#### Written problem
The data must be written out once more, precisely as given.
=====
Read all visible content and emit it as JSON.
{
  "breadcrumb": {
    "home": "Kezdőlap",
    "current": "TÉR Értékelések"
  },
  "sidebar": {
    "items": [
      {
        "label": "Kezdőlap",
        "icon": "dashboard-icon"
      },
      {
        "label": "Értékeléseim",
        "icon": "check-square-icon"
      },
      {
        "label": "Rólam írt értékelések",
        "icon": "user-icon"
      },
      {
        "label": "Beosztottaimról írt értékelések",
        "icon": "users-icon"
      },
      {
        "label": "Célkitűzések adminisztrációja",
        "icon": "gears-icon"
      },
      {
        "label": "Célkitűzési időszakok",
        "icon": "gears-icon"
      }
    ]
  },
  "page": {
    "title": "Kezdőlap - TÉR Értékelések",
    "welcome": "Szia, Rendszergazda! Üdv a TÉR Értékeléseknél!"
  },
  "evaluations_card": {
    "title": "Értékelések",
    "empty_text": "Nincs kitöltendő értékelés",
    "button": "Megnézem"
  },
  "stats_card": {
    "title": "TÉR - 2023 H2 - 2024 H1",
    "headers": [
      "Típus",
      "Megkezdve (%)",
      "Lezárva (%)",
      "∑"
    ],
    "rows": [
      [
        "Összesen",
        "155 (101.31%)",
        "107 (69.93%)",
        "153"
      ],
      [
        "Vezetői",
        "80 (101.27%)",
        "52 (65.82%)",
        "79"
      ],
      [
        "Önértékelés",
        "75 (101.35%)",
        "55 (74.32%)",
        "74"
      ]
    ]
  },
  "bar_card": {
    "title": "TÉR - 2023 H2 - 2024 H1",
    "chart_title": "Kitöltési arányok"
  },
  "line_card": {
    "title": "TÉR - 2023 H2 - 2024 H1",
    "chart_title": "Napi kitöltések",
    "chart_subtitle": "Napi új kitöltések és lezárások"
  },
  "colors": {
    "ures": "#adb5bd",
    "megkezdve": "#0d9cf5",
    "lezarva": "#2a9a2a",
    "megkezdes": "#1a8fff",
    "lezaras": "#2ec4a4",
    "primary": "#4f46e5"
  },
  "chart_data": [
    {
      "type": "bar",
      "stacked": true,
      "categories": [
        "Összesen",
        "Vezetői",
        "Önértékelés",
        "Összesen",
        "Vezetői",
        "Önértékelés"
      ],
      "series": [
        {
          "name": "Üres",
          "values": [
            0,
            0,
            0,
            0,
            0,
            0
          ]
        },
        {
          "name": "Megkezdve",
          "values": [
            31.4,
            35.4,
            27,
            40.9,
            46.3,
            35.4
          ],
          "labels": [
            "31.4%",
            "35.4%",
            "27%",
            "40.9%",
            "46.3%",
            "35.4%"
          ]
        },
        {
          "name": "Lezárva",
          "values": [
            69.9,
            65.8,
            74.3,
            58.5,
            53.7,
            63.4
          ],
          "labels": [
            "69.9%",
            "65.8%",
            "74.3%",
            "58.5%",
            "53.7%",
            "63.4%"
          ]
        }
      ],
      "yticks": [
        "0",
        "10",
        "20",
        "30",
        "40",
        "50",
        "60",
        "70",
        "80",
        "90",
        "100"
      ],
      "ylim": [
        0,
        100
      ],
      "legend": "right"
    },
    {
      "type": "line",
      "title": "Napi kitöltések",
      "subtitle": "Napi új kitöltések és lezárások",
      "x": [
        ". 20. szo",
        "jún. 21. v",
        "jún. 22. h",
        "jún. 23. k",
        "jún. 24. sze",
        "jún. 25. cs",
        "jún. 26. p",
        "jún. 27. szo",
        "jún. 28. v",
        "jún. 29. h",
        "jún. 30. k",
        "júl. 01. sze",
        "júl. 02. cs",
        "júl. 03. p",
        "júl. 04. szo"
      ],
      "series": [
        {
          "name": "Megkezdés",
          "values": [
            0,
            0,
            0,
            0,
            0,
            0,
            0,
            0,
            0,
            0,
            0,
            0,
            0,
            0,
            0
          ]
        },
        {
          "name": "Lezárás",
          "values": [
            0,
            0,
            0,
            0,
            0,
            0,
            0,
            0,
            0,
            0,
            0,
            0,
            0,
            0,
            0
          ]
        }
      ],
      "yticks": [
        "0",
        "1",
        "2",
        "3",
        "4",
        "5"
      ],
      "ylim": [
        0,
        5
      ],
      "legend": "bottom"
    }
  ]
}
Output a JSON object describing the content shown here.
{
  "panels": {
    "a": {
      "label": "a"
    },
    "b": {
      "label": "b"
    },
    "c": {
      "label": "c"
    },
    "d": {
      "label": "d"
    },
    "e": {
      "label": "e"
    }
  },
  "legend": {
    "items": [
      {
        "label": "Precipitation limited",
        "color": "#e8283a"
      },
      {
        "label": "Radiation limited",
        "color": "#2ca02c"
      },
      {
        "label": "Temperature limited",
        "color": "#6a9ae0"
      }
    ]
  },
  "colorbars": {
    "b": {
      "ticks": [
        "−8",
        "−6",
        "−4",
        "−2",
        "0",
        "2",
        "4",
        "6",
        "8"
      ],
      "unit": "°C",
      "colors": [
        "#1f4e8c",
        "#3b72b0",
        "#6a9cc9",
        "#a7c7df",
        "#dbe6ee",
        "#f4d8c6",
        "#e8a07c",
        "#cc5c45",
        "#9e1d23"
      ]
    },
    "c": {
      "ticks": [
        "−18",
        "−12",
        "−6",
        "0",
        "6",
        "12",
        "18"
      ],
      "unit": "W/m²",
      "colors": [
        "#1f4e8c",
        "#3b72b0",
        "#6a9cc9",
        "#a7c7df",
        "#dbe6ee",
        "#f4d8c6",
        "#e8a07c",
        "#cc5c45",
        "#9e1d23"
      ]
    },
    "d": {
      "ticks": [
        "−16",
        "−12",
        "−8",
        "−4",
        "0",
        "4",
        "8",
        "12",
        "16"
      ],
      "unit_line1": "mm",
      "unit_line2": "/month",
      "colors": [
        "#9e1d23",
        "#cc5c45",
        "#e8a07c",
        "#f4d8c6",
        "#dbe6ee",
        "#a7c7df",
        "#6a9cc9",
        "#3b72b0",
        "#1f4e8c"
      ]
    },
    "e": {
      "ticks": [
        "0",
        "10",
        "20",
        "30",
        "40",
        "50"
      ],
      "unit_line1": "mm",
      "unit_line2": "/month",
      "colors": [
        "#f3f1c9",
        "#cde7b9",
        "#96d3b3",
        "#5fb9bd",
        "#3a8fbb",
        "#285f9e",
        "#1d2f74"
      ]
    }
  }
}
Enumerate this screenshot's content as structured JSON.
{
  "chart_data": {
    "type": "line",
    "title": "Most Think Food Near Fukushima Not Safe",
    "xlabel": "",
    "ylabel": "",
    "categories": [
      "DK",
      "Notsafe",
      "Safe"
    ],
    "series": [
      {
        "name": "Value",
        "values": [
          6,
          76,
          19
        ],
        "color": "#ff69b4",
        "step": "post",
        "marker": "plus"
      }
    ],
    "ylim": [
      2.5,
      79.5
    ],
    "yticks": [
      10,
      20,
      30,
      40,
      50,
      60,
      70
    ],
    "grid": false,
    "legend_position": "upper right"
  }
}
=====
#### Solution to the problem
Read all visible content and emit it as JSON.
{
  "breadcrumb": {
    "home": "Kezdőlap",
    "current": "TÉR Értékelések"
  },
  "sidebar": {
    "items": [
      {
        "label": "Kezdőlap",
        "icon": "dashboard-icon"
      },
      {
        "label": "Értékeléseim",
        "icon": "check-square-icon"
      },
      {
        "label": "Rólam írt értékelések",
        "icon": "user-icon"
      },
      {
        "label": "Beosztottaimról írt értékelések",
        "icon": "users-icon"
      },
      {
        "label": "Célkitűzések adminisztrációja",
        "icon": "gears-icon"
      },
      {
        "label": "Célkitűzési időszakok",
        "icon": "gears-icon"
      }
    ]
  },
  "page": {
    "title": "Kezdőlap - TÉR Értékelések",
    "welcome": "Szia, Rendszergazda! Üdv a TÉR Értékeléseknél!"
  },
  "evaluations_card": {
    "title": "Értékelések",
    "empty_text": "Nincs kitöltendő értékelés",
    "button": "Megnézem"
  },
  "stats_card": {
    "title": "TÉR - 2023 H2 - 2024 H1",
    "headers": [
      "Típus",
      "Megkezdve (%)",
      "Lezárva (%)",
      "∑"
    ],
    "rows": [
      [
        "Összesen",
        "155 (101.31%)",
        "107 (69.93%)",
        "153"
      ],
      [
        "Vezetői",
        "80 (101.27%)",
        "52 (65.82%)",
        "79"
      ],
      [
        "Önértékelés",
        "75 (101.35%)",
        "55 (74.32%)",
        "74"
      ]
    ]
  },
  "bar_card": {
    "title": "TÉR - 2023 H2 - 2024 H1",
    "chart_title": "Kitöltési arányok"
  },
  "line_card": {
    "title": "TÉR - 2023 H2 - 2024 H1",
    "chart_title": "Napi kitöltések",
    "chart_subtitle": "Napi új kitöltések és lezárások"
  },
  "colors": {
    "ures": "#adb5bd",
    "megkezdve": "#0d9cf5",
    "lezarva": "#2a9a2a",
    "megkezdes": "#1a8fff",
    "lezaras": "#2ec4a4",
    "primary": "#4f46e5"
  },
  "chart_data": [
    {
      "type": "bar",
      "stacked": true,
      "categories": [
        "Összesen",
        "Vezetői",
        "Önértékelés",
        "Összesen",
        "Vezetői",
        "Önértékelés"
      ],
      "series": [
        {
          "name": "Üres",
          "values": [
            0,
            0,
            0,
            0,
            0,
            0
          ]
        },
        {
          "name": "Megkezdve",
          "values": [
            31.4,
            35.4,
            27,
            40.9,
            46.3,
            35.4
          ],
          "labels": [
            "31.4%",
            "35.4%",
            "27%",
            "40.9%",
            "46.3%",
            "35.4%"
          ]
        },
        {
          "name": "Lezárva",
          "values": [
            69.9,
            65.8,
            74.3,
            58.5,
            53.7,
            63.4
          ],
          "labels": [
            "69.9%",
            "65.8%",
            "74.3%",
            "58.5%",
            "53.7%",
            "63.4%"
          ]
        }
      ],
      "yticks": [
        "0",
        "10",
        "20",
        "30",
        "40",
        "50",
        "60",
        "70",
        "80",
        "90",
        "100"
      ],
      "ylim": [
        0,
        100
      ],
      "legend": "right"
    },
    {
      "type": "line",
      "title": "Napi kitöltések",
      "subtitle": "Napi új kitöltések és lezárások",
      "x": [
        ". 20. szo",
        "jún. 21. v",
        "jún. 22. h",
        "jún. 23. k",
        "jún. 24. sze",
        "jún. 25. cs",
        "jún. 26. p",
        "jún. 27. szo",
        "jún. 28. v",
        "jún. 29. h",
        "jún. 30. k",
        "júl. 01. sze",
        "júl. 02. cs",
        "júl. 03. p",
        "júl. 04. szo"
      ],
      "series": [
        {
          "name": "Megkezdés",
          "values": [
            0,
            0,
            0,
            0,
            0,
            0,
            0,
            0,
            0,
            0,
            0,
            0,
            0,
            0,
            0
          ]
        },
        {
          "name": "Lezárás",
          "values": [
            0,
            0,
            0,
            0,
            0,
            0,
            0,
            0,
            0,
            0,
            0,
            0,
            0,
            0,
            0
          ]
        }
      ],
      "yticks": [
        "0",
        "1",
        "2",
        "3",
        "4",
        "5"
      ],
      "ylim": [
        0,
        5
      ],
      "legend": "bottom"
    }
  ]
}
Output a JSON object describing the content shown here.
{
  "panels": {
    "a": {
      "label": "a"
    },
    "b": {
      "label": "b"
    },
    "c": {
      "label": "c"
    },
    "d": {
      "label": "d"
    },
    "e": {
      "label": "e"
    }
  },
  "legend": {
    "items": [
      {
        "label": "Precipitation limited",
        "color": "#e8283a"
      },
      {
        "label": "Radiation limited",
        "color": "#2ca02c"
      },
      {
        "label": "Temperature limited",
        "color": "#6a9ae0"
      }
    ]
  },
  "colorbars": {
    "b": {
      "ticks": [
        "−8",
        "−6",
        "−4",
        "−2",
        "0",
        "2",
        "4",
        "6",
        "8"
      ],
      "unit": "°C",
      "colors": [
        "#1f4e8c",
        "#3b72b0",
        "#6a9cc9",
        "#a7c7df",
        "#dbe6ee",
        "#f4d8c6",
        "#e8a07c",
        "#cc5c45",
        "#9e1d23"
      ]
    },
    "c": {
      "ticks": [
        "−18",
        "−12",
        "−6",
        "0",
        "6",
        "12",
        "18"
      ],
      "unit": "W/m²",
      "colors": [
        "#1f4e8c",
        "#3b72b0",
        "#6a9cc9",
        "#a7c7df",
        "#dbe6ee",
        "#f4d8c6",
        "#e8a07c",
        "#cc5c45",
        "#9e1d23"
      ]
    },
    "d": {
      "ticks": [
        "−16",
        "−12",
        "−8",
        "−4",
        "0",
        "4",
        "8",
        "12",
        "16"
      ],
      "unit_line1": "mm",
      "unit_line2": "/month",
      "colors": [
        "#9e1d23",
        "#cc5c45",
        "#e8a07c",
        "#f4d8c6",
        "#dbe6ee",
        "#a7c7df",
        "#6a9cc9",
        "#3b72b0",
        "#1f4e8c"
      ]
    },
    "e": {
      "ticks": [
        "0",
        "10",
        "20",
        "30",
        "40",
        "50"
      ],
      "unit_line1": "mm",
      "unit_line2": "/month",
      "colors": [
        "#f3f1c9",
        "#cde7b9",
        "#96d3b3",
        "#5fb9bd",
        "#3a8fbb",
        "#285f9e",
        "#1d2f74"
      ]
    }
  }
}
Enumerate this screenshot's content as structured JSON.
{
  "chart_data": {
    "type": "line",
    "title": "Most Think Food Near Fukushima Not Safe",
    "xlabel": "",
    "ylabel": "",
    "categories": [
      "DK",
      "Notsafe",
      "Safe"
    ],
    "series": [
      {
        "name": "Value",
        "values": [
          6,
          76,
          19
        ],
        "color": "#ff69b4",
        "step": "post",
        "marker": "plus"
      }
    ],
    "ylim": [
      2.5,
      79.5
    ],
    "yticks": [
      10,
      20,
      30,
      40,
      50,
      60,
      70
    ],
    "grid": false,
    "legend_position": "upper right"
  }
}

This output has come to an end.